(Records from a data source)
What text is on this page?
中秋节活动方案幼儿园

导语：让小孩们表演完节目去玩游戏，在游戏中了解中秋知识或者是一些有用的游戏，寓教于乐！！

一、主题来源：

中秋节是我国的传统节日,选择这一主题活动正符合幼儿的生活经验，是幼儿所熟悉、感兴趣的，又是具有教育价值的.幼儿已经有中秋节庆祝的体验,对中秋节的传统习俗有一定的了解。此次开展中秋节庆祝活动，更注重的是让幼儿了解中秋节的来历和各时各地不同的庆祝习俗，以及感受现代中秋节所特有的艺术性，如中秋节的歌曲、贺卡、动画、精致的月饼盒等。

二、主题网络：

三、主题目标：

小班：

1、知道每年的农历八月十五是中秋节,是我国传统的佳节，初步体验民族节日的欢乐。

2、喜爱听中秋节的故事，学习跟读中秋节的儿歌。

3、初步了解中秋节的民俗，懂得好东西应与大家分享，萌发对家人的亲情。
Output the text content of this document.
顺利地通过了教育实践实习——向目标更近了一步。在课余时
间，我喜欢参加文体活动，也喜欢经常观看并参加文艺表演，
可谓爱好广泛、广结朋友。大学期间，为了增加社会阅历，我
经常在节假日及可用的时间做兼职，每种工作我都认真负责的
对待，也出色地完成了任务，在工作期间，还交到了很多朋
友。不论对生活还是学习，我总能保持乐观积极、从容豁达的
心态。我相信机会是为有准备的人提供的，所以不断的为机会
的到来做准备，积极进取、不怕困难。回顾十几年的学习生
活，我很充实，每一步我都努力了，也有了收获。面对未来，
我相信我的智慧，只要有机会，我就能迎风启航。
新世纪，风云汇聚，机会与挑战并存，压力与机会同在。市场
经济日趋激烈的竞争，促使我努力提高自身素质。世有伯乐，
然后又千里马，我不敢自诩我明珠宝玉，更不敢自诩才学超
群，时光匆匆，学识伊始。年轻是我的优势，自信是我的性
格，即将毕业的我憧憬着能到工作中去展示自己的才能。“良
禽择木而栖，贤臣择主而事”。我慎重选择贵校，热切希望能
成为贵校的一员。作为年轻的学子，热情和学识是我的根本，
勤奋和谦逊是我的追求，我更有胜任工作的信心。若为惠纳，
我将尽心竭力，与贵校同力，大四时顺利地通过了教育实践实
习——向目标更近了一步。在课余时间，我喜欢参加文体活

» Problem details
Faithfully transcribe the whole of the data.

» Full response
What text is on this page?
中秋节活动方案幼儿园

导语：让小孩们表演完节目去玩游戏，在游戏中了解中秋知识或者是一些有用的游戏，寓教于乐！！

一、主题来源：

中秋节是我国的传统节日,选择这一主题活动正符合幼儿的生活经验，是幼儿所熟悉、感兴趣的，又是具有教育价值的.幼儿已经有中秋节庆祝的体验,对中秋节的传统习俗有一定的了解。此次开展中秋节庆祝活动，更注重的是让幼儿了解中秋节的来历和各时各地不同的庆祝习俗，以及感受现代中秋节所特有的艺术性，如中秋节的歌曲、贺卡、动画、精致的月饼盒等。

二、主题网络：

三、主题目标：

小班：

1、知道每年的农历八月十五是中秋节,是我国传统的佳节，初步体验民族节日的欢乐。

2、喜爱听中秋节的故事，学习跟读中秋节的儿歌。

3、初步了解中秋节的民俗，懂得好东西应与大家分享，萌发对家人的亲情。
Output the text content of this document.
顺利地通过了教育实践实习——向目标更近了一步。在课余时
间，我喜欢参加文体活动，也喜欢经常观看并参加文艺表演，
可谓爱好广泛、广结朋友。大学期间，为了增加社会阅历，我
经常在节假日及可用的时间做兼职，每种工作我都认真负责的
对待，也出色地完成了任务，在工作期间，还交到了很多朋
友。不论对生活还是学习，我总能保持乐观积极、从容豁达的
心态。我相信机会是为有准备的人提供的，所以不断的为机会
的到来做准备，积极进取、不怕困难。回顾十几年的学习生
活，我很充实，每一步我都努力了，也有了收获。面对未来，
我相信我的智慧，只要有机会，我就能迎风启航。
新世纪，风云汇聚，机会与挑战并存，压力与机会同在。市场
经济日趋激烈的竞争，促使我努力提高自身素质。世有伯乐，
然后又千里马，我不敢自诩我明珠宝玉，更不敢自诩才学超
群，时光匆匆，学识伊始。年轻是我的优势，自信是我的性
格，即将毕业的我憧憬着能到工作中去展示自己的才能。“良
禽择木而栖，贤臣择主而事”。我慎重选择贵校，热切希望能
成为贵校的一员。作为年轻的学子，热情和学识是我的根本，
勤奋和谦逊是我的追求，我更有胜任工作的信心。若为惠纳，
我将尽心竭力，与贵校同力，大四时顺利地通过了教育实践实
习——向目标更近了一步。在课余时间，我喜欢参加文体活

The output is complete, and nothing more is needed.